**Problem to solve**
Repeat each line word for word.
— BEGIN Data section —
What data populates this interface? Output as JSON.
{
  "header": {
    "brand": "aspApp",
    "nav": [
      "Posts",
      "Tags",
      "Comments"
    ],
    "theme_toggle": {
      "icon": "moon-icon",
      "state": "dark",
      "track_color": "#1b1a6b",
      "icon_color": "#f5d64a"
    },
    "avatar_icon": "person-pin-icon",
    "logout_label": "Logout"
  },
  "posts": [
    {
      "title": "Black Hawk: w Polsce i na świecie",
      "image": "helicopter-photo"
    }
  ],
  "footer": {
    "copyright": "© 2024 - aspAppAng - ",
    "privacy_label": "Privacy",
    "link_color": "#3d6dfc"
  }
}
— END Data section —
**Answer in full**
What data populates this interface? Output as JSON.
{
  "header": {
    "brand": "aspApp",
    "nav": [
      "Posts",
      "Tags",
      "Comments"
    ],
    "theme_toggle": {
      "icon": "moon-icon",
      "state": "dark",
      "track_color": "#1b1a6b",
      "icon_color": "#f5d64a"
    },
    "avatar_icon": "person-pin-icon",
    "logout_label": "Logout"
  },
  "posts": [
    {
      "title": "Black Hawk: w Polsce i na świecie",
      "image": "helicopter-photo"
    }
  ],
  "footer": {
    "copyright": "© 2024 - aspAppAng - ",
    "privacy_label": "Privacy",
    "link_color": "#3d6dfc"
  }
}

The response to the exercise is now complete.